╭─ Listing
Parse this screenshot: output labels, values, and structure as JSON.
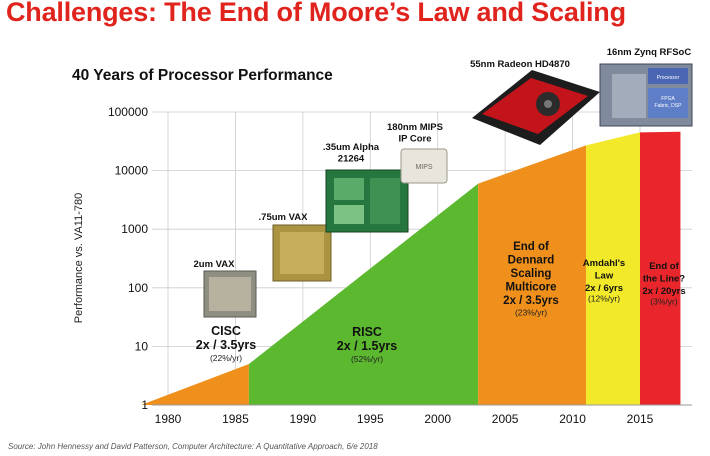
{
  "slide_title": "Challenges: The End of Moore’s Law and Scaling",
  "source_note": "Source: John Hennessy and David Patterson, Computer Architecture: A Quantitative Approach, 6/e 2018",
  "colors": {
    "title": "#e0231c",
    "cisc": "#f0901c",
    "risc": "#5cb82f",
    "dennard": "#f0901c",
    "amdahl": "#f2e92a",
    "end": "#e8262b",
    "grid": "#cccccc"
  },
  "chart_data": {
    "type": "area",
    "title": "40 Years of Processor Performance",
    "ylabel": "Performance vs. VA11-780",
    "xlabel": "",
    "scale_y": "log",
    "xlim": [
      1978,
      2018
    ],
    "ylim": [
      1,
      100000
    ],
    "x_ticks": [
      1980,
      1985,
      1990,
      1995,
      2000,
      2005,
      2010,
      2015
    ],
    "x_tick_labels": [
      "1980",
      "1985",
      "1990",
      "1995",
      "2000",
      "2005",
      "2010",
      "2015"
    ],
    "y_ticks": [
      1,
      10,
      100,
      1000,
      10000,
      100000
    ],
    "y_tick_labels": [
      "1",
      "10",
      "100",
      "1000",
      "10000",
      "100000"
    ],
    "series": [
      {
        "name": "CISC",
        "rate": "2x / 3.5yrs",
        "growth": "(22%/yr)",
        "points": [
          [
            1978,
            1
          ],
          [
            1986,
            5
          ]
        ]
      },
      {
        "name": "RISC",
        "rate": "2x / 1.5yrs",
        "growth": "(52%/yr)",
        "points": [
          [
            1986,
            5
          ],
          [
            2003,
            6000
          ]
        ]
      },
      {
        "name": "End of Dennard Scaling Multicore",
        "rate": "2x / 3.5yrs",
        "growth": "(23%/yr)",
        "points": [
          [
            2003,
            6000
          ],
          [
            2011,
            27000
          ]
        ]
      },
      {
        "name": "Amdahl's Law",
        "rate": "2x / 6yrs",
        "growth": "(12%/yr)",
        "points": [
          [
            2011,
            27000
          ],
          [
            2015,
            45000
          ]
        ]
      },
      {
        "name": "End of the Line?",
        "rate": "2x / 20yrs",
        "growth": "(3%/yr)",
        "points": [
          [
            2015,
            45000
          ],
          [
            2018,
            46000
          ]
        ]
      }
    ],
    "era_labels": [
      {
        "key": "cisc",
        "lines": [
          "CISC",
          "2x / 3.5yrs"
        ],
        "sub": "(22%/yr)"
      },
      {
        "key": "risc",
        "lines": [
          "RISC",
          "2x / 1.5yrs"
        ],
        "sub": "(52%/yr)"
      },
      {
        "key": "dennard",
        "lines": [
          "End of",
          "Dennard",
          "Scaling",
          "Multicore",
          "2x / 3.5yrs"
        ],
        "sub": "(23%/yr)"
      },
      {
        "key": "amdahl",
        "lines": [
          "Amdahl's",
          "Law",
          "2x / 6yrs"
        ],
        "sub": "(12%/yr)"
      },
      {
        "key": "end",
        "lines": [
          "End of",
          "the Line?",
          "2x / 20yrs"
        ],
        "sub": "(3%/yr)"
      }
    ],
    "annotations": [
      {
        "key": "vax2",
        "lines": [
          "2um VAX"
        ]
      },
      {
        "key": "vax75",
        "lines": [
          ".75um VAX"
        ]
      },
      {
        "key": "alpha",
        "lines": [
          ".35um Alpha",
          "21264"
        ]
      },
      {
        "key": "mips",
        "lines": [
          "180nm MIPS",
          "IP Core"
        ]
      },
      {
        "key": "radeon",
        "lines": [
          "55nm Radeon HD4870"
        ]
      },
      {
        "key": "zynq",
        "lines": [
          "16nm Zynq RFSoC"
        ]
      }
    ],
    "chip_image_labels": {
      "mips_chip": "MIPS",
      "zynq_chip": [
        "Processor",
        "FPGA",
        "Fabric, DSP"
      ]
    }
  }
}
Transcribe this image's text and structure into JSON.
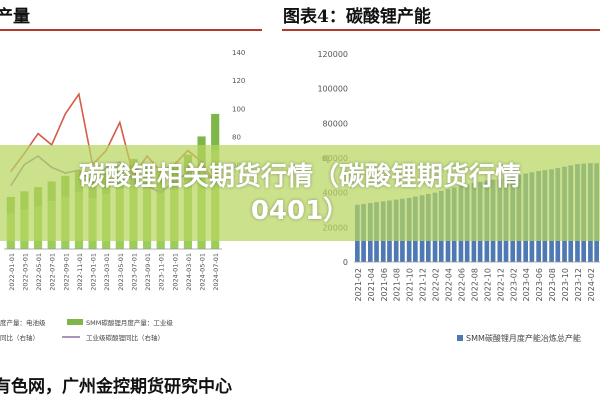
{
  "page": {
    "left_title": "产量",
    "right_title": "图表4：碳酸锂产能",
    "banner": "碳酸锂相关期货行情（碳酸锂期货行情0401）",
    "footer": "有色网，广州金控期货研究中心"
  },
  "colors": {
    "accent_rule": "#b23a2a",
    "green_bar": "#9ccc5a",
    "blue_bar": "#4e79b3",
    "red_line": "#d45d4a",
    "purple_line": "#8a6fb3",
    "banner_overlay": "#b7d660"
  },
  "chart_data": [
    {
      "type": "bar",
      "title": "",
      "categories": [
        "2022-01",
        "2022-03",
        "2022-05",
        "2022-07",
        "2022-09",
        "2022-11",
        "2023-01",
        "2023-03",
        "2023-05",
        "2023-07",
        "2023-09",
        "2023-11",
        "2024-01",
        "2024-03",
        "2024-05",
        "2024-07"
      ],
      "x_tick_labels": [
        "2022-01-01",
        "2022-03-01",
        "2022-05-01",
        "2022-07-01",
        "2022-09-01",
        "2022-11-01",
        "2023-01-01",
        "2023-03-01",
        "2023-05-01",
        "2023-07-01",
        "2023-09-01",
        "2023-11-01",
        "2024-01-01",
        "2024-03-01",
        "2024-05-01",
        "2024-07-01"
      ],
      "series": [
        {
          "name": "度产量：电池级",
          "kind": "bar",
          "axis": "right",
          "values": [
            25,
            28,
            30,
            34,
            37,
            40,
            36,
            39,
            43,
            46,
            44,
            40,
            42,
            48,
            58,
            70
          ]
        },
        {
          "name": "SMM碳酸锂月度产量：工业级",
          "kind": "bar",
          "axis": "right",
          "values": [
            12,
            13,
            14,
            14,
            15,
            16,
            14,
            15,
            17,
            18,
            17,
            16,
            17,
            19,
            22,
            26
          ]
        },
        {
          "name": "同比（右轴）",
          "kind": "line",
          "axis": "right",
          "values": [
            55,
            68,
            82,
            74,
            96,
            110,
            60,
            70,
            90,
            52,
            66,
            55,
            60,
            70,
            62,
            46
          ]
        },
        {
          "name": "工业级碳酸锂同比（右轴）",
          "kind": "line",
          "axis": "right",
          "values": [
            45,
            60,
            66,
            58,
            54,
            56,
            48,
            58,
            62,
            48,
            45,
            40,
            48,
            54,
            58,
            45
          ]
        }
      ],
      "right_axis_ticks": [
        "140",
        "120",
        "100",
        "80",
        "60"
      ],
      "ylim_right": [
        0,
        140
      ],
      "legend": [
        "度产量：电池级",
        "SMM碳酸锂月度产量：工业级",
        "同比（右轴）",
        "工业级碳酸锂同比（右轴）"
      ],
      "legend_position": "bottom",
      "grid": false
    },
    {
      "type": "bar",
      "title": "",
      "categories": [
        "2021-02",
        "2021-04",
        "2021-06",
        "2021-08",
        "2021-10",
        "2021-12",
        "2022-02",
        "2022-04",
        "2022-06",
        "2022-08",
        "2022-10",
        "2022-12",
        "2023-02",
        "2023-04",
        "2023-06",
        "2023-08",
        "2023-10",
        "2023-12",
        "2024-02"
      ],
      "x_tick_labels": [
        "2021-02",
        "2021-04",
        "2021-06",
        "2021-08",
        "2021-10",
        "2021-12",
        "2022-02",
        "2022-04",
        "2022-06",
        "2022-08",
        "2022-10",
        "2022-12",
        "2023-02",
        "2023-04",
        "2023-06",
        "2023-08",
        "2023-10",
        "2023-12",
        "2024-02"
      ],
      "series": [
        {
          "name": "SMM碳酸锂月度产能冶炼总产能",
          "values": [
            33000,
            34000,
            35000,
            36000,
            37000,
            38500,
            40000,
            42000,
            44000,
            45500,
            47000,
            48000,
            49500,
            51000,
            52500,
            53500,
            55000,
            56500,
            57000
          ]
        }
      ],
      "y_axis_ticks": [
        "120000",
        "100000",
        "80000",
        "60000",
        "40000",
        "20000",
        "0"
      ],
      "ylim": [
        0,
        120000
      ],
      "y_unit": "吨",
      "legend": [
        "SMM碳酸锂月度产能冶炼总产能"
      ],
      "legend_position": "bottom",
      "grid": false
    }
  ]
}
╰─
Report the number of lines above that contain the word "Scaling", and only that number.

Task solution ▸ 3